__What is required__: Look through the records below, count the lines with the word "devam", and reply with only the number.

>> START

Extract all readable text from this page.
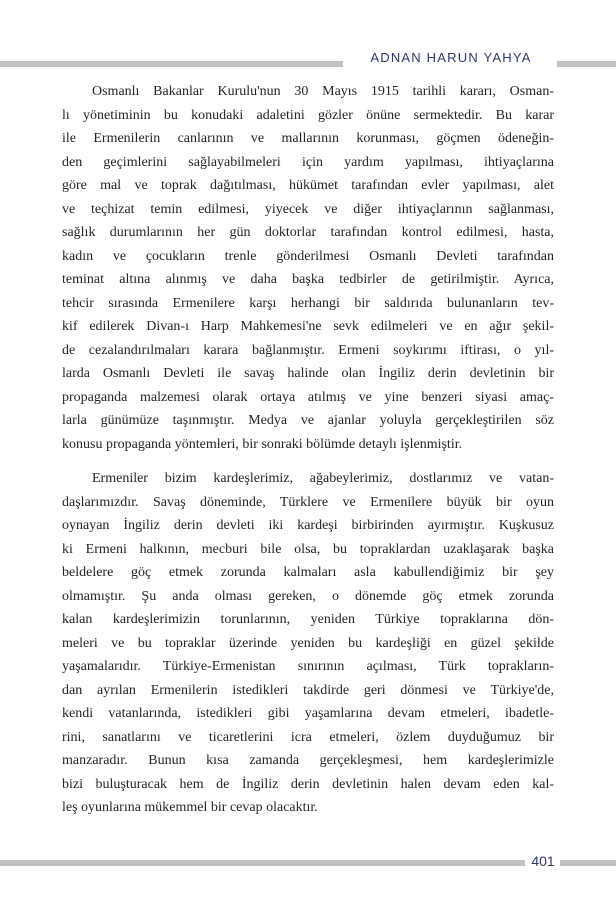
ADNAN HARUN YAHYA
Osmanlı Bakanlar Kurulu'nun 30 Mayıs 1915 tarihli kararı, Osman-
lı yönetiminin bu konudaki adaletini gözler önüne sermektedir. Bu karar
ile Ermenilerin canlarının ve mallarının korunması, göçmen ödeneğin-
den geçimlerini sağlayabilmeleri için yardım yapılması, ihtiyaçlarına
göre mal ve toprak dağıtılması, hükümet tarafından evler yapılması, alet
ve teçhizat temin edilmesi, yiyecek ve diğer ihtiyaçlarının sağlanması,
sağlık durumlarının her gün doktorlar tarafından kontrol edilmesi, hasta,
kadın ve çocukların trenle gönderilmesi Osmanlı Devleti tarafından
teminat altına alınmış ve daha başka tedbirler de getirilmiştir. Ayrıca,
tehcir sırasında Ermenilere karşı herhangi bir saldırıda bulunanların tev-
kif edilerek Divan-ı Harp Mahkemesi'ne sevk edilmeleri ve en ağır şekil-
de cezalandırılmaları karara bağlanmıştır. Ermeni soykırımı iftirası, o yıl-
larda Osmanlı Devleti ile savaş halinde olan İngiliz derin devletinin bir
propaganda malzemesi olarak ortaya atılmış ve yine benzeri siyasi amaç-
larla günümüze taşınmıştır. Medya ve ajanlar yoluyla gerçekleştirilen söz
konusu propaganda yöntemleri, bir sonraki bölümde detaylı işlenmiştir.
Ermeniler bizim kardeşlerimiz, ağabeylerimiz, dostlarımız ve vatan-
daşlarımızdır. Savaş döneminde, Türklere ve Ermenilere büyük bir oyun
oynayan İngiliz derin devleti iki kardeşi birbirinden ayırmıştır. Kuşkusuz
ki Ermeni halkının, mecburi bile olsa, bu topraklardan uzaklaşarak başka
beldelere göç etmek zorunda kalmaları asla kabullendiğimiz bir şey
olmamıştır. Şu anda olması gereken, o dönemde göç etmek zorunda
kalan kardeşlerimizin torunlarının, yeniden Türkiye topraklarına dön-
meleri ve bu topraklar üzerinde yeniden bu kardeşliği en güzel şekilde
yaşamalarıdır. Türkiye-Ermenistan sınırının açılması, Türk toprakların-
dan ayrılan Ermenilerin istedikleri takdirde geri dönmesi ve Türkiye'de,
kendi vatanlarında, istedikleri gibi yaşamlarına devam etmeleri, ibadetle-
rini, sanatlarını ve ticaretlerini icra etmeleri, özlem duyduğumuz bir
manzaradır. Bunun kısa zamanda gerçekleşmesi, hem kardeşlerimizle
bizi buluşturacak hem de İngiliz derin devletinin halen devam eden kal-
leş oyunlarına mükemmel bir cevap olacaktır.
401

>> END

__Completed exercise__: 2